Request
Put the data, everything from the line that contains "Detect and localize" down through the line that contains "humus-line-3: samym sprzętem, którym", into a Markdown table with the columns Idx and Text, one numbered row per line, with both end lines included and blank lines skipped. Leave the pictures out of the table.

Listed records
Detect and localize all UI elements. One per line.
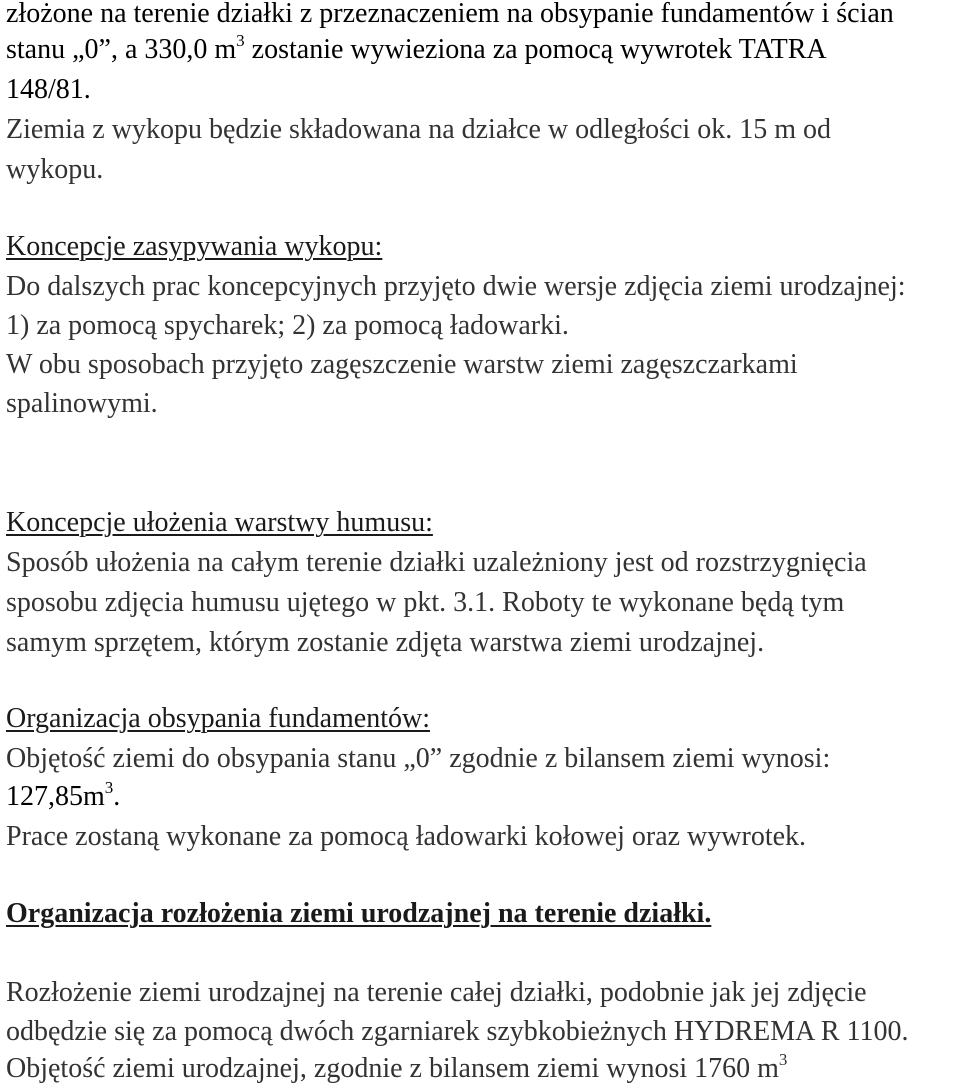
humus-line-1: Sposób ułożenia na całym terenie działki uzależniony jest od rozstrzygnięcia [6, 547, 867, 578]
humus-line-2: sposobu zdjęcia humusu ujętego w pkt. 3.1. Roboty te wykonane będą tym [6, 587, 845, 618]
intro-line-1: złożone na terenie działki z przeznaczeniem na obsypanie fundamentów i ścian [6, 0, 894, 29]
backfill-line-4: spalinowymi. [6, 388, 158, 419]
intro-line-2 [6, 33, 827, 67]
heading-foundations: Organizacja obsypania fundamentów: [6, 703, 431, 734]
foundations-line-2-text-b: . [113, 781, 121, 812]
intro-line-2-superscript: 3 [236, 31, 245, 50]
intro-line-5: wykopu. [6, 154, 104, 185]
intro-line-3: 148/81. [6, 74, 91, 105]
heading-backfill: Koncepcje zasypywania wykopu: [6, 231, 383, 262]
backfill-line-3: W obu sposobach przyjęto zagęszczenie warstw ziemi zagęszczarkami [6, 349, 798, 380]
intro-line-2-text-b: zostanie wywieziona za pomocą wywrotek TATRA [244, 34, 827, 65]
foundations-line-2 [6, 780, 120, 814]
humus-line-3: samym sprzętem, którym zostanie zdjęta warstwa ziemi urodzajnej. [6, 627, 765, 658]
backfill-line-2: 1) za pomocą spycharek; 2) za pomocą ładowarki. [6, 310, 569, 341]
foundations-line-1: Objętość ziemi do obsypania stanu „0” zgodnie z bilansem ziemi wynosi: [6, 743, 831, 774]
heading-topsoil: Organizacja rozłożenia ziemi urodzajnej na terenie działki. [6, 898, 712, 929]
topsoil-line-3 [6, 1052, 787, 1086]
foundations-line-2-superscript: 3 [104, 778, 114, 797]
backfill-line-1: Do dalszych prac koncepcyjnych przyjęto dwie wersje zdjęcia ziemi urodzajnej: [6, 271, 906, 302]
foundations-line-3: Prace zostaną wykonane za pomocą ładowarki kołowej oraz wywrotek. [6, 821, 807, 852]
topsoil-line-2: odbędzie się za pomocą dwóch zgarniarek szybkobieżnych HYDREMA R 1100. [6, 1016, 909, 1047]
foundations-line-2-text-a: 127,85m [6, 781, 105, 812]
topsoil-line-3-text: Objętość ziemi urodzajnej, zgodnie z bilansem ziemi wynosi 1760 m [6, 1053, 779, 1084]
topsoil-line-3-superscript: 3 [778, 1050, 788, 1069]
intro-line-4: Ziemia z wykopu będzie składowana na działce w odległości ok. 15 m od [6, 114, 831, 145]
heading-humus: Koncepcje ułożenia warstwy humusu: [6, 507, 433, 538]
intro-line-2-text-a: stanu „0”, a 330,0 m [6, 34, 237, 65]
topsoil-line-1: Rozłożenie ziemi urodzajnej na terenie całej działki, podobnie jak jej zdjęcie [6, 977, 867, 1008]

---

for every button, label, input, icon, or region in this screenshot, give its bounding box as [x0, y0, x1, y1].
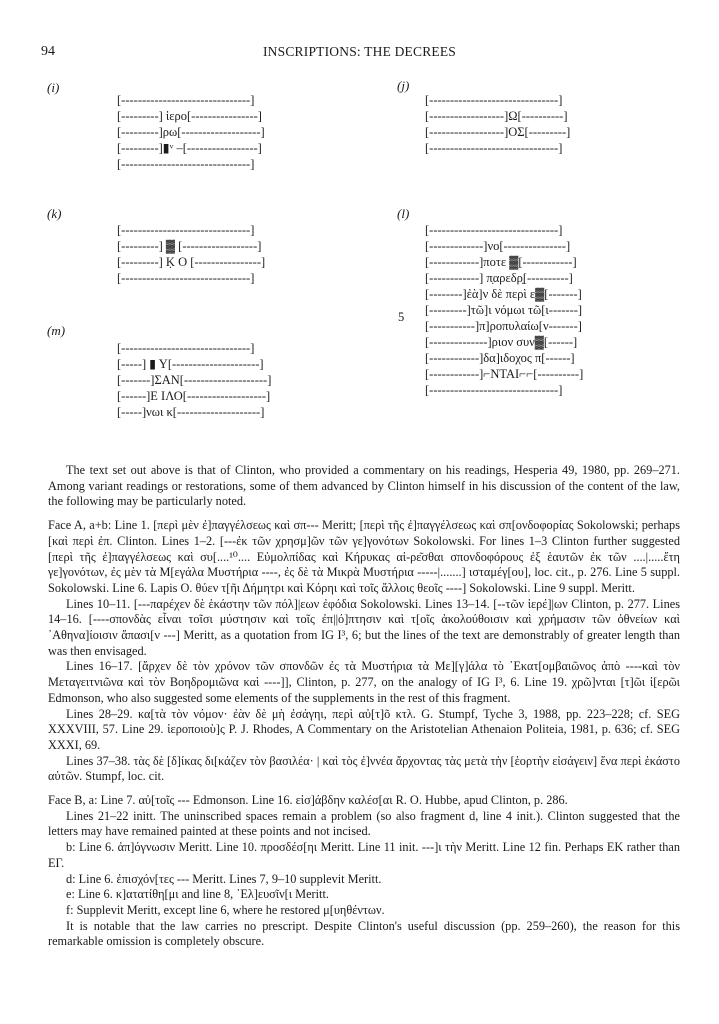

Solution below
| Idx | Text |
|---|---|
| 1 | Detect and localize all UI elements. One per line. |
| 2 | humus-line-1: Sposób ułożenia na całym terenie działki uzależniony jest od rozstrzygnięcia [6, 547, 867, 578] |
| 3 | humus-line-2: sposobu zdjęcia humusu ujętego w pkt. 3.1. Roboty te wykonane będą tym [6, 587, 845, 618] |
| 4 | intro-line-1: złożone na terenie działki z przeznaczeniem na obsypanie fundamentów i ścian [6, 0, 894, 29] |
| 5 | backfill-line-4: spalinowymi. [6, 388, 158, 419] |
| 6 | intro-line-2 [6, 33, 827, 67] |
| 7 | heading-foundations: Organizacja obsypania fundamentów: [6, 703, 431, 734] |
| 8 | foundations-line-2-text-b: . [113, 781, 121, 812] |
| 9 | intro-line-2-superscript: 3 [236, 31, 245, 50] |
| 10 | intro-line-5: wykopu. [6, 154, 104, 185] |
| 11 | intro-line-3: 148/81. [6, 74, 91, 105] |
| 12 | heading-backfill: Koncepcje zasypywania wykopu: [6, 231, 383, 262] |
| 13 | backfill-line-3: W obu sposobach przyjęto zagęszczenie warstw ziemi zagęszczarkami [6, 349, 798, 380] |
| 14 | intro-line-2-text-b: zostanie wywieziona za pomocą wywrotek TATRA [244, 34, 827, 65] |
| 15 | foundations-line-2 [6, 780, 120, 814] |
| 16 | humus-line-3: samym sprzętem, którym zostanie zdjęta warstwa ziemi urodzajnej. [6, 627, 765, 658] |